> _Task objective_: Drop the pictures, then extract the listing word for word.

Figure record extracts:
#####

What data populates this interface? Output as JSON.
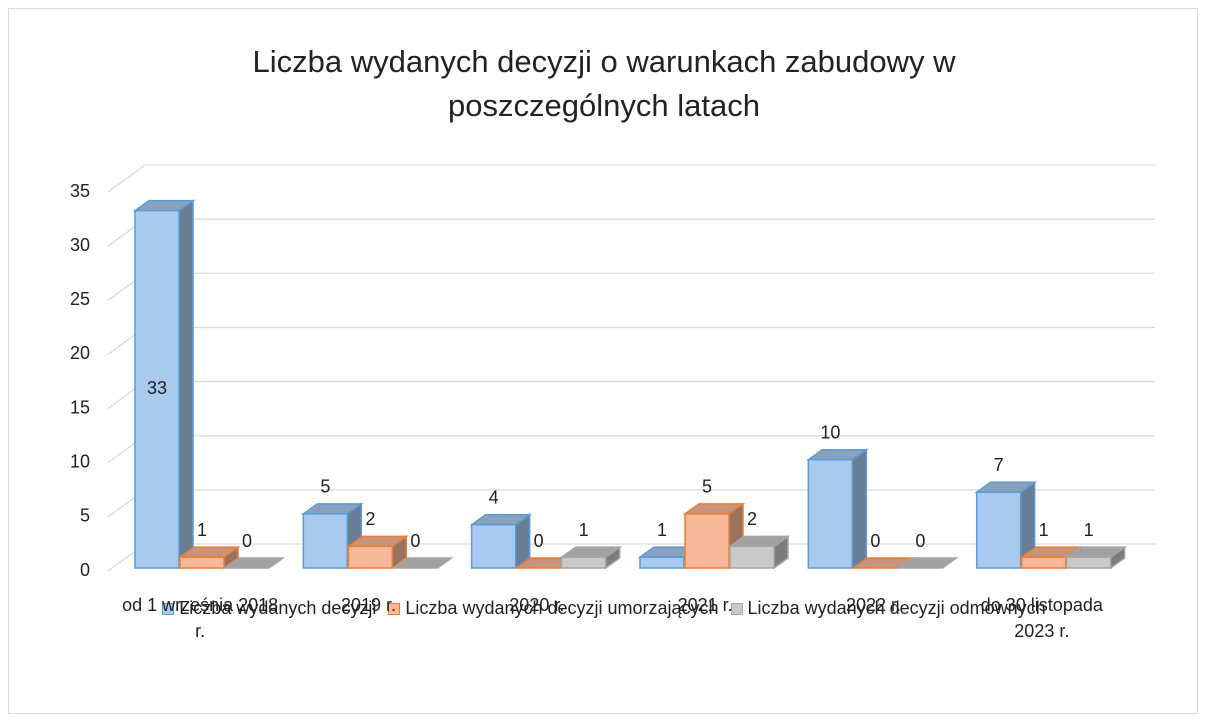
{
  "chart_data": {
    "type": "bar3d",
    "title": "Liczba wydanych decyzji o warunkach zabudowy w poszczególnych latach",
    "categories": [
      "od 1 września 2018 r.",
      "2019 r.",
      "2020 r.",
      "2021 r.",
      "2022 r.",
      "do 30 listopada 2023 r."
    ],
    "series": [
      {
        "name": "Liczba wydanych decyzji",
        "color": "#a9c9ee",
        "values": [
          33,
          5,
          4,
          1,
          10,
          7
        ]
      },
      {
        "name": "Liczba wydanych decyzji umorzających",
        "color": "#f8b99b",
        "values": [
          1,
          2,
          0,
          5,
          0,
          1
        ]
      },
      {
        "name": "Liczba wydanych decyzji odmownych",
        "color": "#c9c9c9",
        "values": [
          0,
          0,
          1,
          2,
          0,
          1
        ]
      }
    ],
    "ylim": [
      0,
      35
    ],
    "yticks": [
      0,
      5,
      10,
      15,
      20,
      25,
      30,
      35
    ],
    "grid": true,
    "legend": "bottom"
  }
}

#####

> _Task response_:
What data populates this interface? Output as JSON.
{
  "chart_data": {
    "type": "bar3d",
    "title": "Liczba wydanych decyzji o warunkach zabudowy w poszczególnych latach",
    "categories": [
      "od 1 września 2018 r.",
      "2019 r.",
      "2020 r.",
      "2021 r.",
      "2022 r.",
      "do 30 listopada 2023 r."
    ],
    "series": [
      {
        "name": "Liczba wydanych decyzji",
        "color": "#a9c9ee",
        "values": [
          33,
          5,
          4,
          1,
          10,
          7
        ]
      },
      {
        "name": "Liczba wydanych decyzji umorzających",
        "color": "#f8b99b",
        "values": [
          1,
          2,
          0,
          5,
          0,
          1
        ]
      },
      {
        "name": "Liczba wydanych decyzji odmownych",
        "color": "#c9c9c9",
        "values": [
          0,
          0,
          1,
          2,
          0,
          1
        ]
      }
    ],
    "ylim": [
      0,
      35
    ],
    "yticks": [
      0,
      5,
      10,
      15,
      20,
      25,
      30,
      35
    ],
    "grid": true,
    "legend": "bottom"
  }
}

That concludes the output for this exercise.